• Instructions for the task: Each entry below is to be written out exactly, and the pictures are to be left out.

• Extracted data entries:
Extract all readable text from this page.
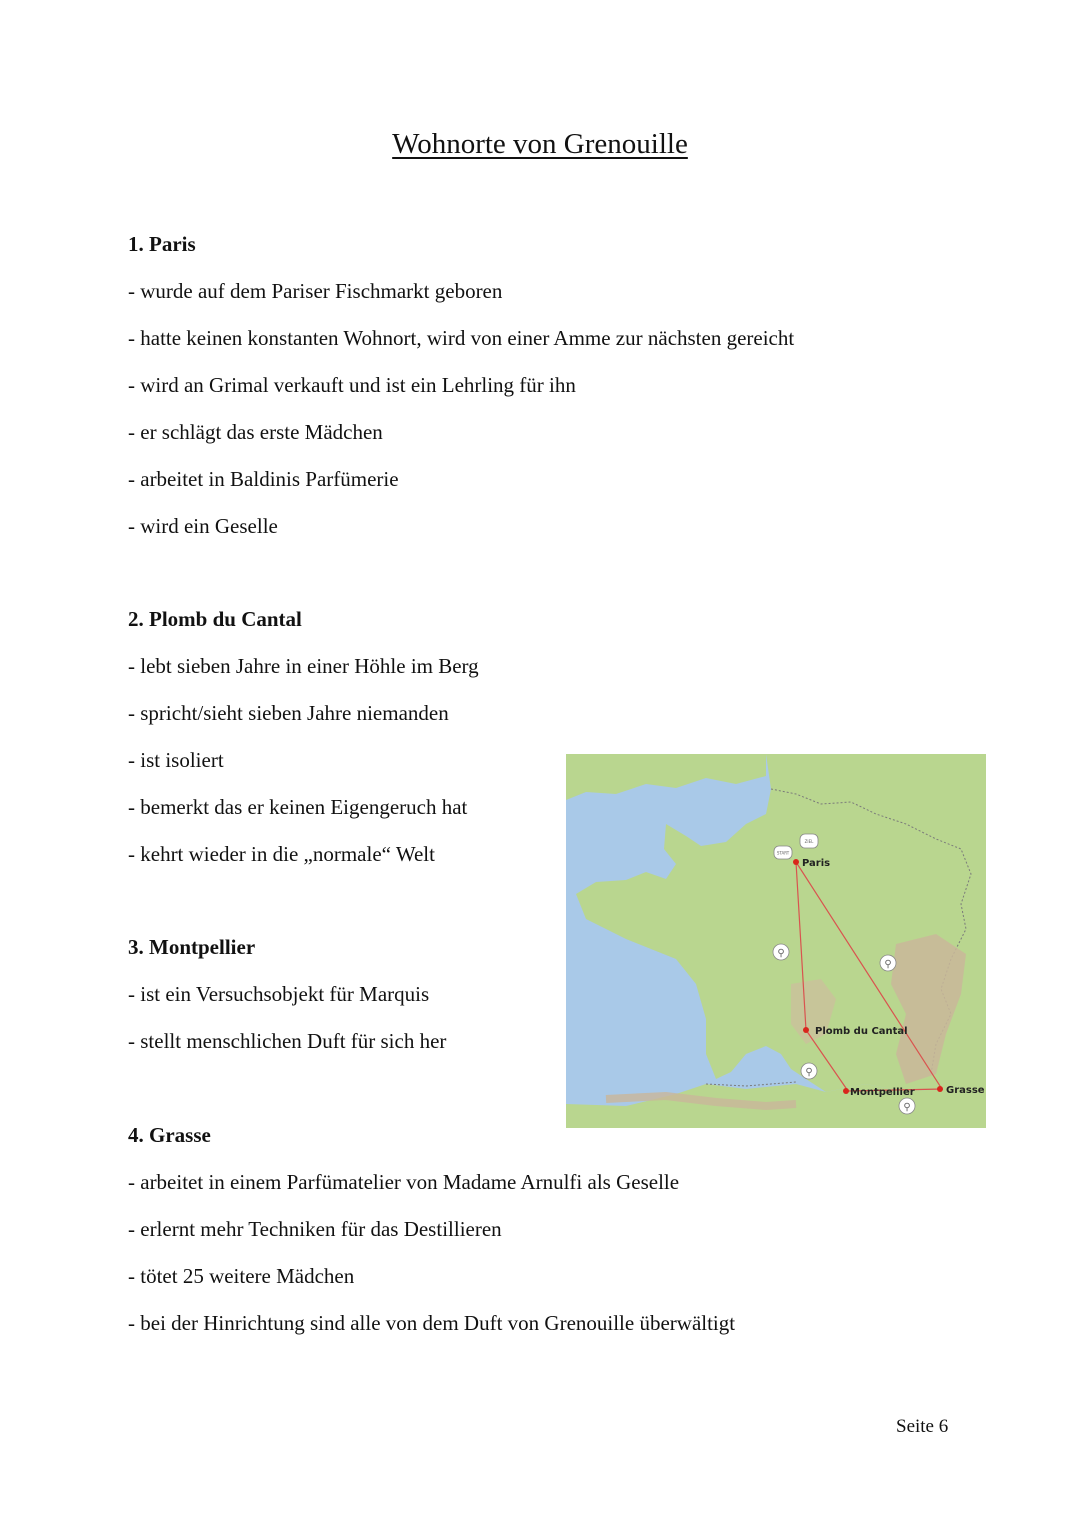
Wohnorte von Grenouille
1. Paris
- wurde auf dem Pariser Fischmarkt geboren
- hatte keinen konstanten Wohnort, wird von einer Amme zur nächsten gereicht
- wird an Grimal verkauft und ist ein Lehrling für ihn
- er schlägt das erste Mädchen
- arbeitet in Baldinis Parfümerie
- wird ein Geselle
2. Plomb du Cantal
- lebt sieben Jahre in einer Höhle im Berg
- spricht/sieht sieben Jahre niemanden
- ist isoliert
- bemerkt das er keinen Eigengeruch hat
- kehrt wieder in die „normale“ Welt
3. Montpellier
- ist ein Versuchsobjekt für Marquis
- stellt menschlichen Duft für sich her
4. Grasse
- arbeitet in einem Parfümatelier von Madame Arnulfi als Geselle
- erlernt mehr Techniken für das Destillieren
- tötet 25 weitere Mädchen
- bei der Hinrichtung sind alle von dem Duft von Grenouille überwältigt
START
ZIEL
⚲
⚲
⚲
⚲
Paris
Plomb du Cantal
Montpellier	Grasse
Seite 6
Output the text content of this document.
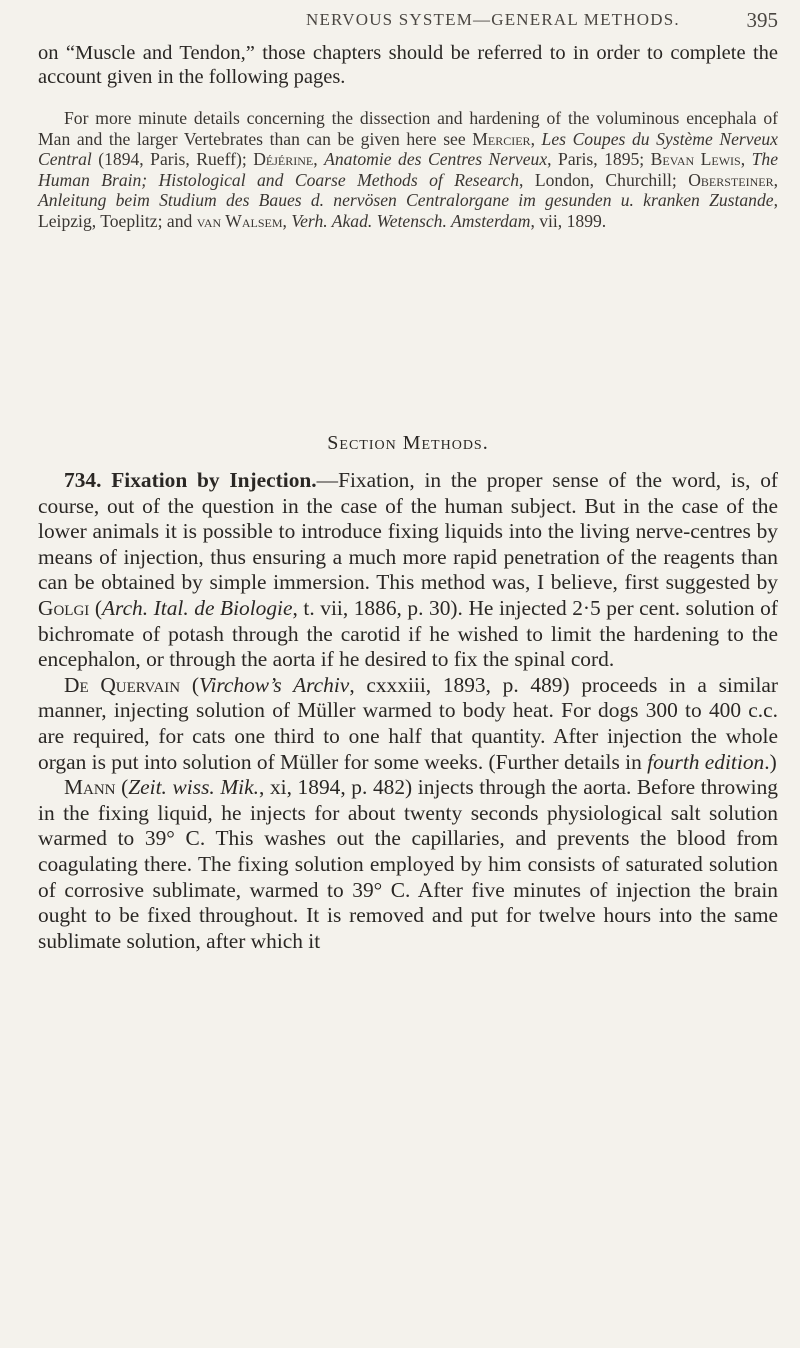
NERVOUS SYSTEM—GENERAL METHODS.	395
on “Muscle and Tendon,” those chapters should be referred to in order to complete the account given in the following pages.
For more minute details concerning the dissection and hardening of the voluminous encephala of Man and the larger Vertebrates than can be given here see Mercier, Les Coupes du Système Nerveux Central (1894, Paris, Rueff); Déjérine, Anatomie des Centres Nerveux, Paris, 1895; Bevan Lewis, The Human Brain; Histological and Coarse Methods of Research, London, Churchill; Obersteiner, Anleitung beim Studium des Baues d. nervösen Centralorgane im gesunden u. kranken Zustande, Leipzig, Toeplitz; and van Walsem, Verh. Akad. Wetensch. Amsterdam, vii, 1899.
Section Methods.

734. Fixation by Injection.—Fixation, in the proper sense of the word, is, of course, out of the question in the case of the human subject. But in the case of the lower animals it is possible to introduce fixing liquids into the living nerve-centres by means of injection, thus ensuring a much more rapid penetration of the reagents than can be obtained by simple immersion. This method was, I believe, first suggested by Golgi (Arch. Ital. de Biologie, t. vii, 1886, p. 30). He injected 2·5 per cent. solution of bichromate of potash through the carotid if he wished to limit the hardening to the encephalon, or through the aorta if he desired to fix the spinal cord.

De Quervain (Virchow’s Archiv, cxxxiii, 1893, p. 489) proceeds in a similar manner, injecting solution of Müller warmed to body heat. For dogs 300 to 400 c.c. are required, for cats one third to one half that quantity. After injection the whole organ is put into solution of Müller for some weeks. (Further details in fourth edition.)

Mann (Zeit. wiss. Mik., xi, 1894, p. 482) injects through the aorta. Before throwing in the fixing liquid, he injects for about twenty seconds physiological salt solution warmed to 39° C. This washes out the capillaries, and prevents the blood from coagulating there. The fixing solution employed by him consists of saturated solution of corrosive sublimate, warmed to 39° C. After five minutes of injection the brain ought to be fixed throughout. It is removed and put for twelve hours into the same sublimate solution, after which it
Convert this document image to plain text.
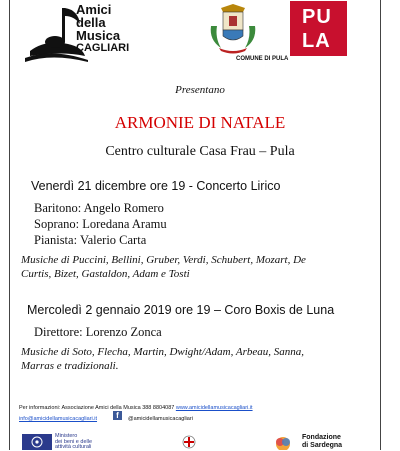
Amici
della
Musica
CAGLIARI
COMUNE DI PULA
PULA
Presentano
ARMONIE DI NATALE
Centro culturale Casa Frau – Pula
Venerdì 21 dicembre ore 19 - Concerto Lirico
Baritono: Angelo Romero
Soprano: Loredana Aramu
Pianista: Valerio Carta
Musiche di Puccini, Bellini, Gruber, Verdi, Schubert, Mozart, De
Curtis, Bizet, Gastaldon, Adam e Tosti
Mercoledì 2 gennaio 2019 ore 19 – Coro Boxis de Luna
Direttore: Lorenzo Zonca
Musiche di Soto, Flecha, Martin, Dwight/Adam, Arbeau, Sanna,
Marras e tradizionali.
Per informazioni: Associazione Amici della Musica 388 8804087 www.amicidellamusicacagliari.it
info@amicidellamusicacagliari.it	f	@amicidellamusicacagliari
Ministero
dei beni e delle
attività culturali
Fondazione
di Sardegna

• Solution for this problem:
Extract all readable text from this page.
Wohnorte von Grenouille
1. Paris
- wurde auf dem Pariser Fischmarkt geboren
- hatte keinen konstanten Wohnort, wird von einer Amme zur nächsten gereicht
- wird an Grimal verkauft und ist ein Lehrling für ihn
- er schlägt das erste Mädchen
- arbeitet in Baldinis Parfümerie
- wird ein Geselle
2. Plomb du Cantal
- lebt sieben Jahre in einer Höhle im Berg
- spricht/sieht sieben Jahre niemanden
- ist isoliert
- bemerkt das er keinen Eigengeruch hat
- kehrt wieder in die „normale“ Welt
3. Montpellier
- ist ein Versuchsobjekt für Marquis
- stellt menschlichen Duft für sich her
4. Grasse
- arbeitet in einem Parfümatelier von Madame Arnulfi als Geselle
- erlernt mehr Techniken für das Destillieren
- tötet 25 weitere Mädchen
- bei der Hinrichtung sind alle von dem Duft von Grenouille überwältigt
START
ZIEL
⚲
⚲
⚲
⚲
Paris
Plomb du Cantal
Montpellier	Grasse
Seite 6
Output the text content of this document.
NERVOUS SYSTEM—GENERAL METHODS.	395
on “Muscle and Tendon,” those chapters should be referred to in order to complete the account given in the following pages.
For more minute details concerning the dissection and hardening of the voluminous encephala of Man and the larger Vertebrates than can be given here see Mercier, Les Coupes du Système Nerveux Central (1894, Paris, Rueff); Déjérine, Anatomie des Centres Nerveux, Paris, 1895; Bevan Lewis, The Human Brain; Histological and Coarse Methods of Research, London, Churchill; Obersteiner, Anleitung beim Studium des Baues d. nervösen Centralorgane im gesunden u. kranken Zustande, Leipzig, Toeplitz; and van Walsem, Verh. Akad. Wetensch. Amsterdam, vii, 1899.
Section Methods.

734. Fixation by Injection.—Fixation, in the proper sense of the word, is, of course, out of the question in the case of the human subject. But in the case of the lower animals it is possible to introduce fixing liquids into the living nerve-centres by means of injection, thus ensuring a much more rapid penetration of the reagents than can be obtained by simple immersion. This method was, I believe, first suggested by Golgi (Arch. Ital. de Biologie, t. vii, 1886, p. 30). He injected 2·5 per cent. solution of bichromate of potash through the carotid if he wished to limit the hardening to the encephalon, or through the aorta if he desired to fix the spinal cord.

De Quervain (Virchow’s Archiv, cxxxiii, 1893, p. 489) proceeds in a similar manner, injecting solution of Müller warmed to body heat. For dogs 300 to 400 c.c. are required, for cats one third to one half that quantity. After injection the whole organ is put into solution of Müller for some weeks. (Further details in fourth edition.)

Mann (Zeit. wiss. Mik., xi, 1894, p. 482) injects through the aorta. Before throwing in the fixing liquid, he injects for about twenty seconds physiological salt solution warmed to 39° C. This washes out the capillaries, and prevents the blood from coagulating there. The fixing solution employed by him consists of saturated solution of corrosive sublimate, warmed to 39° C. After five minutes of injection the brain ought to be fixed throughout. It is removed and put for twelve hours into the same sublimate solution, after which it
Convert this document image to plain text.
Amici
della
Musica
CAGLIARI
COMUNE DI PULA
PULA
Presentano
ARMONIE DI NATALE
Centro culturale Casa Frau – Pula
Venerdì 21 dicembre ore 19 - Concerto Lirico
Baritono: Angelo Romero
Soprano: Loredana Aramu
Pianista: Valerio Carta
Musiche di Puccini, Bellini, Gruber, Verdi, Schubert, Mozart, De
Curtis, Bizet, Gastaldon, Adam e Tosti
Mercoledì 2 gennaio 2019 ore 19 – Coro Boxis de Luna
Direttore: Lorenzo Zonca
Musiche di Soto, Flecha, Martin, Dwight/Adam, Arbeau, Sanna,
Marras e tradizionali.
Per informazioni: Associazione Amici della Musica 388 8804087 www.amicidellamusicacagliari.it
info@amicidellamusicacagliari.it	f	@amicidellamusicacagliari
Ministero
dei beni e delle
attività culturali
Fondazione
di Sardegna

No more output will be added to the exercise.